— Start of Extracted entries —

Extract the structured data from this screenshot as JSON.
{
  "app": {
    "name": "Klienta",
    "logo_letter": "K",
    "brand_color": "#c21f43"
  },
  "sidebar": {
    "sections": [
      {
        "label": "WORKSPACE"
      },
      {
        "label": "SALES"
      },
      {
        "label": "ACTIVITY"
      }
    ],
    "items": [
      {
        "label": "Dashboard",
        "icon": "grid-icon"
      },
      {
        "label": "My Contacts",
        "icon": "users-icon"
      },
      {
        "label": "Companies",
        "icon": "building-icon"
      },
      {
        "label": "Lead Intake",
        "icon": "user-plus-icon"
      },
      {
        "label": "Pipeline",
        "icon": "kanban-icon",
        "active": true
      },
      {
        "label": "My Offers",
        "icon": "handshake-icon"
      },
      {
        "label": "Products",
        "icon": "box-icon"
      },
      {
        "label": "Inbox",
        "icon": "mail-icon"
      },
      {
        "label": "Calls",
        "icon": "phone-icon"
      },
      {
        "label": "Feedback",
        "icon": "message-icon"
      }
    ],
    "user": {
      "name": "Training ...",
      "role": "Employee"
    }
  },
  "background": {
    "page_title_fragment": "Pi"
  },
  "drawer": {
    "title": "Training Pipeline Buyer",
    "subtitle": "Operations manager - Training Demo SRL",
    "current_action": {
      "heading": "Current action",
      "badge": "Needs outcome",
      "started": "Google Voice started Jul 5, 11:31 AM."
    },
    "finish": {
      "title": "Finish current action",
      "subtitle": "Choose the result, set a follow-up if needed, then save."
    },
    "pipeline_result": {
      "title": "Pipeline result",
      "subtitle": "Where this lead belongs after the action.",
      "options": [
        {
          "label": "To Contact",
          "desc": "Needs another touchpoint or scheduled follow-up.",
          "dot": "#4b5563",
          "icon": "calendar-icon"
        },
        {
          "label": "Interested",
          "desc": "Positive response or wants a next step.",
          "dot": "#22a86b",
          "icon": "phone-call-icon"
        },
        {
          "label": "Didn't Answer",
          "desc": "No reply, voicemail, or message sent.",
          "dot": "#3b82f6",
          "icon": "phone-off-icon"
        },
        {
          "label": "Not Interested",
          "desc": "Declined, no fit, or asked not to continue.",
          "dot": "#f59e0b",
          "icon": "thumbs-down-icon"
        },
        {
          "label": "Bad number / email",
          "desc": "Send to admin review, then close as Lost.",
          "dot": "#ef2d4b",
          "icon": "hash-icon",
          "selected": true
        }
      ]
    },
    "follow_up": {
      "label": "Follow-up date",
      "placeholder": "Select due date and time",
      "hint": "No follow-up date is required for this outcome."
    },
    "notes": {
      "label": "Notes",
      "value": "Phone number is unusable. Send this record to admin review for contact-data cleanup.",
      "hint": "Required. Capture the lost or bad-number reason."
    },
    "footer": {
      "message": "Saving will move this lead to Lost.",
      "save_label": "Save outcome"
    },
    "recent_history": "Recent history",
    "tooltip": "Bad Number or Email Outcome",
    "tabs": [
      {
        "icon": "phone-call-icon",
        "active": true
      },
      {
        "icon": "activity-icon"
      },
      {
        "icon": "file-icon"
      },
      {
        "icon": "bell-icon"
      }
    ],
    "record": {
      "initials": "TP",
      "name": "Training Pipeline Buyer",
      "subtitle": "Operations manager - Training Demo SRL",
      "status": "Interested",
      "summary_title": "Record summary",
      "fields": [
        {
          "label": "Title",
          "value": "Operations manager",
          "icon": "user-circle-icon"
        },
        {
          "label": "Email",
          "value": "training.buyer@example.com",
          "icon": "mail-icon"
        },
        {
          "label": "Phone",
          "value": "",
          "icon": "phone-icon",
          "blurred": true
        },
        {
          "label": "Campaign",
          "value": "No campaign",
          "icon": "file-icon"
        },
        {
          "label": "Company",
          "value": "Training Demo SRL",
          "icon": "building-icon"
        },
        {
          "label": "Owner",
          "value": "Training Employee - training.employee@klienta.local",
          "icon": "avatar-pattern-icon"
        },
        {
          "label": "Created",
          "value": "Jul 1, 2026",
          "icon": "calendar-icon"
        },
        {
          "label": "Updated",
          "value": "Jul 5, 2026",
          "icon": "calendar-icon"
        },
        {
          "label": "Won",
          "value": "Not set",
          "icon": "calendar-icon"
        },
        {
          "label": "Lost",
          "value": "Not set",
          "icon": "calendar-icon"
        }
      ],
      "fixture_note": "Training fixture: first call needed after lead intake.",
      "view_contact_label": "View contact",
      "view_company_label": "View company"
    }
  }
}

— End of Extracted entries —

▶ **What you are asked to do**
Copy the entries above exactly, leaving none out.

▶ **Solution for this exercise**
Extract the structured data from this screenshot as JSON.
{
  "app": {
    "name": "Klienta",
    "logo_letter": "K",
    "brand_color": "#c21f43"
  },
  "sidebar": {
    "sections": [
      {
        "label": "WORKSPACE"
      },
      {
        "label": "SALES"
      },
      {
        "label": "ACTIVITY"
      }
    ],
    "items": [
      {
        "label": "Dashboard",
        "icon": "grid-icon"
      },
      {
        "label": "My Contacts",
        "icon": "users-icon"
      },
      {
        "label": "Companies",
        "icon": "building-icon"
      },
      {
        "label": "Lead Intake",
        "icon": "user-plus-icon"
      },
      {
        "label": "Pipeline",
        "icon": "kanban-icon",
        "active": true
      },
      {
        "label": "My Offers",
        "icon": "handshake-icon"
      },
      {
        "label": "Products",
        "icon": "box-icon"
      },
      {
        "label": "Inbox",
        "icon": "mail-icon"
      },
      {
        "label": "Calls",
        "icon": "phone-icon"
      },
      {
        "label": "Feedback",
        "icon": "message-icon"
      }
    ],
    "user": {
      "name": "Training ...",
      "role": "Employee"
    }
  },
  "background": {
    "page_title_fragment": "Pi"
  },
  "drawer": {
    "title": "Training Pipeline Buyer",
    "subtitle": "Operations manager - Training Demo SRL",
    "current_action": {
      "heading": "Current action",
      "badge": "Needs outcome",
      "started": "Google Voice started Jul 5, 11:31 AM."
    },
    "finish": {
      "title": "Finish current action",
      "subtitle": "Choose the result, set a follow-up if needed, then save."
    },
    "pipeline_result": {
      "title": "Pipeline result",
      "subtitle": "Where this lead belongs after the action.",
      "options": [
        {
          "label": "To Contact",
          "desc": "Needs another touchpoint or scheduled follow-up.",
          "dot": "#4b5563",
          "icon": "calendar-icon"
        },
        {
          "label": "Interested",
          "desc": "Positive response or wants a next step.",
          "dot": "#22a86b",
          "icon": "phone-call-icon"
        },
        {
          "label": "Didn't Answer",
          "desc": "No reply, voicemail, or message sent.",
          "dot": "#3b82f6",
          "icon": "phone-off-icon"
        },
        {
          "label": "Not Interested",
          "desc": "Declined, no fit, or asked not to continue.",
          "dot": "#f59e0b",
          "icon": "thumbs-down-icon"
        },
        {
          "label": "Bad number / email",
          "desc": "Send to admin review, then close as Lost.",
          "dot": "#ef2d4b",
          "icon": "hash-icon",
          "selected": true
        }
      ]
    },
    "follow_up": {
      "label": "Follow-up date",
      "placeholder": "Select due date and time",
      "hint": "No follow-up date is required for this outcome."
    },
    "notes": {
      "label": "Notes",
      "value": "Phone number is unusable. Send this record to admin review for contact-data cleanup.",
      "hint": "Required. Capture the lost or bad-number reason."
    },
    "footer": {
      "message": "Saving will move this lead to Lost.",
      "save_label": "Save outcome"
    },
    "recent_history": "Recent history",
    "tooltip": "Bad Number or Email Outcome",
    "tabs": [
      {
        "icon": "phone-call-icon",
        "active": true
      },
      {
        "icon": "activity-icon"
      },
      {
        "icon": "file-icon"
      },
      {
        "icon": "bell-icon"
      }
    ],
    "record": {
      "initials": "TP",
      "name": "Training Pipeline Buyer",
      "subtitle": "Operations manager - Training Demo SRL",
      "status": "Interested",
      "summary_title": "Record summary",
      "fields": [
        {
          "label": "Title",
          "value": "Operations manager",
          "icon": "user-circle-icon"
        },
        {
          "label": "Email",
          "value": "training.buyer@example.com",
          "icon": "mail-icon"
        },
        {
          "label": "Phone",
          "value": "",
          "icon": "phone-icon",
          "blurred": true
        },
        {
          "label": "Campaign",
          "value": "No campaign",
          "icon": "file-icon"
        },
        {
          "label": "Company",
          "value": "Training Demo SRL",
          "icon": "building-icon"
        },
        {
          "label": "Owner",
          "value": "Training Employee - training.employee@klienta.local",
          "icon": "avatar-pattern-icon"
        },
        {
          "label": "Created",
          "value": "Jul 1, 2026",
          "icon": "calendar-icon"
        },
        {
          "label": "Updated",
          "value": "Jul 5, 2026",
          "icon": "calendar-icon"
        },
        {
          "label": "Won",
          "value": "Not set",
          "icon": "calendar-icon"
        },
        {
          "label": "Lost",
          "value": "Not set",
          "icon": "calendar-icon"
        }
      ],
      "fixture_note": "Training fixture: first call needed after lead intake.",
      "view_contact_label": "View contact",
      "view_company_label": "View company"
    }
  }
}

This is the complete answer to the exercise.